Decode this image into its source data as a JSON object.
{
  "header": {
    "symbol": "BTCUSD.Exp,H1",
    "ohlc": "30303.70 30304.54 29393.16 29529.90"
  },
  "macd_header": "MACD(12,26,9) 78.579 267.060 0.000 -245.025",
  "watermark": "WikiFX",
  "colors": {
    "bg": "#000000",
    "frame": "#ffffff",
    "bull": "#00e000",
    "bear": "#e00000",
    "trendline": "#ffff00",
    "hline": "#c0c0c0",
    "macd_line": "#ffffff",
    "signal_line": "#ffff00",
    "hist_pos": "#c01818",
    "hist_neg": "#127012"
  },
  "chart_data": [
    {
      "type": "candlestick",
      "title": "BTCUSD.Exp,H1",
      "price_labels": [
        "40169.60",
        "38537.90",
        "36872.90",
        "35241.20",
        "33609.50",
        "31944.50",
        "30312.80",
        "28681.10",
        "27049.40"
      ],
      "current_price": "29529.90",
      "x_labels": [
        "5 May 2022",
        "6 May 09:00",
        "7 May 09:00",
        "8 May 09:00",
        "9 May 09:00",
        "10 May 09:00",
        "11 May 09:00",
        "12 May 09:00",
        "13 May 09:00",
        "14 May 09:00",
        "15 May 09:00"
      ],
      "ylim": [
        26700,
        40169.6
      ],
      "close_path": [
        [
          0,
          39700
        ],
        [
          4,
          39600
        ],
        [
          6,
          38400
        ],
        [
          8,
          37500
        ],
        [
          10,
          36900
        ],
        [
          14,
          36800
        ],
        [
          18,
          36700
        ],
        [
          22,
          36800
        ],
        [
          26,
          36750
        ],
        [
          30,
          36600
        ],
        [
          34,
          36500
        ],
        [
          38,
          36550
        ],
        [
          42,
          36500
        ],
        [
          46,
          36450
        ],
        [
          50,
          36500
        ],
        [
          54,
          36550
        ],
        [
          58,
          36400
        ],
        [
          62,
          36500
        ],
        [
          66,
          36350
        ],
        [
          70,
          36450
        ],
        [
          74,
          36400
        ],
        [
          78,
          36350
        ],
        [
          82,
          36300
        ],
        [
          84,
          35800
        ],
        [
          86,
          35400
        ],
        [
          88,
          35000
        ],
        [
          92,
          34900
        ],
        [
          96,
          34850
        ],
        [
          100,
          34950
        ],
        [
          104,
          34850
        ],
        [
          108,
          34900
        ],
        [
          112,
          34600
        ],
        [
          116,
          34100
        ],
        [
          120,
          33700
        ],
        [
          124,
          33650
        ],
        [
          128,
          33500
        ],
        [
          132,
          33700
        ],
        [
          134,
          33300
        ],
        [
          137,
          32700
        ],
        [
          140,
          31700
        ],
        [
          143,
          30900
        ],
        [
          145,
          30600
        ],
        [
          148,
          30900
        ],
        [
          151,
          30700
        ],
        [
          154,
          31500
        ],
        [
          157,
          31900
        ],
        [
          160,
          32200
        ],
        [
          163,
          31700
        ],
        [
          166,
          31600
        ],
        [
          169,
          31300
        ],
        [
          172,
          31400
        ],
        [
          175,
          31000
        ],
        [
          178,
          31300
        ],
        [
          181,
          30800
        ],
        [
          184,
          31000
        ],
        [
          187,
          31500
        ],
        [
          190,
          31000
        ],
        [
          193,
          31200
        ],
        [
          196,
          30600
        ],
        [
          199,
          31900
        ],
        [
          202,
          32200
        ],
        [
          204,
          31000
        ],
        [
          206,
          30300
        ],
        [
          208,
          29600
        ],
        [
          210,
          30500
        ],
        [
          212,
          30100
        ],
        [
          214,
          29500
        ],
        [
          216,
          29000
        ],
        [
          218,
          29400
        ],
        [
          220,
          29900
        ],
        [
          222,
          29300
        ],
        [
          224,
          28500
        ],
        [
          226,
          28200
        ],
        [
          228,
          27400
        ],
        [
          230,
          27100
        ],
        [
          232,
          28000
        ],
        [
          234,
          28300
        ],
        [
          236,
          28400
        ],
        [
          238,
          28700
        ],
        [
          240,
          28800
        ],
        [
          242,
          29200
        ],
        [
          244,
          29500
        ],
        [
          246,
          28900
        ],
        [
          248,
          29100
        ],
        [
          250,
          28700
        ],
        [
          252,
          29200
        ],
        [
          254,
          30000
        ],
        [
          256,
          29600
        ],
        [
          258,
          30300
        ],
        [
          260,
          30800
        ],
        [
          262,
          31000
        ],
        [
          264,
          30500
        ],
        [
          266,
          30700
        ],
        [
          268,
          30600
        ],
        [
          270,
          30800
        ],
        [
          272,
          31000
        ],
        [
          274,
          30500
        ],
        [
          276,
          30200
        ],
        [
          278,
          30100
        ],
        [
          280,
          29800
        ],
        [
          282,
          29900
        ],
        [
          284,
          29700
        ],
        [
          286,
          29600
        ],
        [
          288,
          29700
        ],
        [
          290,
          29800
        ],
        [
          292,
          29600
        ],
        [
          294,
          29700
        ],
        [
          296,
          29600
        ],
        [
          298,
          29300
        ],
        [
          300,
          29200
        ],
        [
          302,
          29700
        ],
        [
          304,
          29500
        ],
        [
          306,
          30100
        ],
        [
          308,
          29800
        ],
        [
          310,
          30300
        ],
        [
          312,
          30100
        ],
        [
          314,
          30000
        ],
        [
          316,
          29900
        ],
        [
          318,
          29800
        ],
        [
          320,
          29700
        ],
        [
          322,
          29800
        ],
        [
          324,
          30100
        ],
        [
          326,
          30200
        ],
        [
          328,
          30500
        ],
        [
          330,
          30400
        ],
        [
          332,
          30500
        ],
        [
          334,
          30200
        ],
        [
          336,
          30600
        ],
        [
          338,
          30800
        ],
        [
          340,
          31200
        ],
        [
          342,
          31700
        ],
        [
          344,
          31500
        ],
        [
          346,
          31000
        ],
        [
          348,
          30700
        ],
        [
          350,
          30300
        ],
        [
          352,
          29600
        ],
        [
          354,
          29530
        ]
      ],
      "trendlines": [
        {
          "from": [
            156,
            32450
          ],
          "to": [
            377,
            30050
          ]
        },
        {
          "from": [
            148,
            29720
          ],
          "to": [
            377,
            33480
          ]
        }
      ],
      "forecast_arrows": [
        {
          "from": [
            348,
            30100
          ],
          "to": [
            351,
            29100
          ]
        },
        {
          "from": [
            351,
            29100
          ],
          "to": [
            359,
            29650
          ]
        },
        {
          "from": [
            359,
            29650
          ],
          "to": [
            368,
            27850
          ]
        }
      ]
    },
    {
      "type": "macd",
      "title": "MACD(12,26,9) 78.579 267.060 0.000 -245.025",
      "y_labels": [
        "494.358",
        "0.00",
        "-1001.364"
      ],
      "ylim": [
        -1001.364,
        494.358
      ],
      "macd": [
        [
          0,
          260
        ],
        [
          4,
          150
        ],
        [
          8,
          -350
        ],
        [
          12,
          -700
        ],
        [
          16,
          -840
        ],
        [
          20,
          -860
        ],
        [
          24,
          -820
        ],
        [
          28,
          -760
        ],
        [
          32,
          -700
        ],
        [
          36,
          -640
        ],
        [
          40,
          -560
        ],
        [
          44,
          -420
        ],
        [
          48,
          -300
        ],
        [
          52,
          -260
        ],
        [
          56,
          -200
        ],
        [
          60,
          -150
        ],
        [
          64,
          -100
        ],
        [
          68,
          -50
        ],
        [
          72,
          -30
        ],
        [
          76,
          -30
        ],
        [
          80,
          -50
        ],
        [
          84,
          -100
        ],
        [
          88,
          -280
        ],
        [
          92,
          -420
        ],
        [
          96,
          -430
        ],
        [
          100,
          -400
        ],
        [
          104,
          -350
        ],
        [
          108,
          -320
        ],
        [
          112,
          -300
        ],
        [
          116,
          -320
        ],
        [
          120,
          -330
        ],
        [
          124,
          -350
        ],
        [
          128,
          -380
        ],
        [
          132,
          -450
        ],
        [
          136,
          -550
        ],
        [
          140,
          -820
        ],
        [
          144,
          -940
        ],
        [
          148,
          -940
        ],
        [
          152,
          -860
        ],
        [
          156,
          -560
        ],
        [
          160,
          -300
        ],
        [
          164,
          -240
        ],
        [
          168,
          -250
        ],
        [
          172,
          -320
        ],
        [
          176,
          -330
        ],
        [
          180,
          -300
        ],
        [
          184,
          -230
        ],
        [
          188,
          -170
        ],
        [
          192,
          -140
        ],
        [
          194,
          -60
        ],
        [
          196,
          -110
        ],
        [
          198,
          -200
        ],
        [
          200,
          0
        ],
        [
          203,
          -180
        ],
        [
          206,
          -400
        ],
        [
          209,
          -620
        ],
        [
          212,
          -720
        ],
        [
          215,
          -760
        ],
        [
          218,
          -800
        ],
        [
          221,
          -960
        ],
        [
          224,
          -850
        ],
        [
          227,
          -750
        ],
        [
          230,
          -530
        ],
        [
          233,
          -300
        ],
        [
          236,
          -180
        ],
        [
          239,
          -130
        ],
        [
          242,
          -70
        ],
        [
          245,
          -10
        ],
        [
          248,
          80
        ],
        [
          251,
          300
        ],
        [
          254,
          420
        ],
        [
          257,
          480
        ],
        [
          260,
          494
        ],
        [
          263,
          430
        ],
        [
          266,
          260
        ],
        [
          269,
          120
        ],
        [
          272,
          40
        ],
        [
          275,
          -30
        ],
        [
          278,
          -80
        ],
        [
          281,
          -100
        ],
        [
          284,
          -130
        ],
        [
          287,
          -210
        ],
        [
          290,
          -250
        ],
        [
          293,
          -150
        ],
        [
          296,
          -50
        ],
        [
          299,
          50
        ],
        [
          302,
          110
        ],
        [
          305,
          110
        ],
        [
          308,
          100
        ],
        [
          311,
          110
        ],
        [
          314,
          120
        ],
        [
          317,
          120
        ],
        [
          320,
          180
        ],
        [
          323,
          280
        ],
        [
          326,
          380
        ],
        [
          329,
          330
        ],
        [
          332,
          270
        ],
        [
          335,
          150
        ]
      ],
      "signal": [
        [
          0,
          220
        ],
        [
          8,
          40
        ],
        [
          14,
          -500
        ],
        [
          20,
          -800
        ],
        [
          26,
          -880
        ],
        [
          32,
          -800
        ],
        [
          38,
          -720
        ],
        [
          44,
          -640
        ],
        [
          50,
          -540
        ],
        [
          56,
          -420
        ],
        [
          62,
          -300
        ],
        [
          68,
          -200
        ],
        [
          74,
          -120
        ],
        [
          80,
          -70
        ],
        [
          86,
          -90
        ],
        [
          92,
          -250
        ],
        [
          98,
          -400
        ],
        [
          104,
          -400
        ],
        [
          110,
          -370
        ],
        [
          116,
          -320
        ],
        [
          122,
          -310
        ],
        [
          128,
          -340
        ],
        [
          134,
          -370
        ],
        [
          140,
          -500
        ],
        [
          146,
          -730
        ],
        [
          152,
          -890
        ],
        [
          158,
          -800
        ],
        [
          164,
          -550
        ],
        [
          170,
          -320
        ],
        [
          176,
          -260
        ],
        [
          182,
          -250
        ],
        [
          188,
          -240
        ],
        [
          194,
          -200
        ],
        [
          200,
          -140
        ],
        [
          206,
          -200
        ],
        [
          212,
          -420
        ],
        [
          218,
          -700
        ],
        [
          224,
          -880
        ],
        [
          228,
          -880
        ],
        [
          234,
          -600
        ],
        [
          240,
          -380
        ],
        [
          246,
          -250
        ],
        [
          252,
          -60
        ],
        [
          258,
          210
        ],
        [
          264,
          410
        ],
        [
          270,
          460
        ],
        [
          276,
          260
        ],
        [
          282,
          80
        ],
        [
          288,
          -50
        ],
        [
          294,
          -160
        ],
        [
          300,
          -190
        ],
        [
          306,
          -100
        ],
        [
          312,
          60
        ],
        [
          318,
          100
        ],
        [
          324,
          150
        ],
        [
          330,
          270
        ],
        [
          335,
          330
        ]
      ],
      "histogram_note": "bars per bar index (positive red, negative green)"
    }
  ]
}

## Task goal:
Give nothing but the count of lines in the listing above that hold the string "BTCUSD".

## The result:
2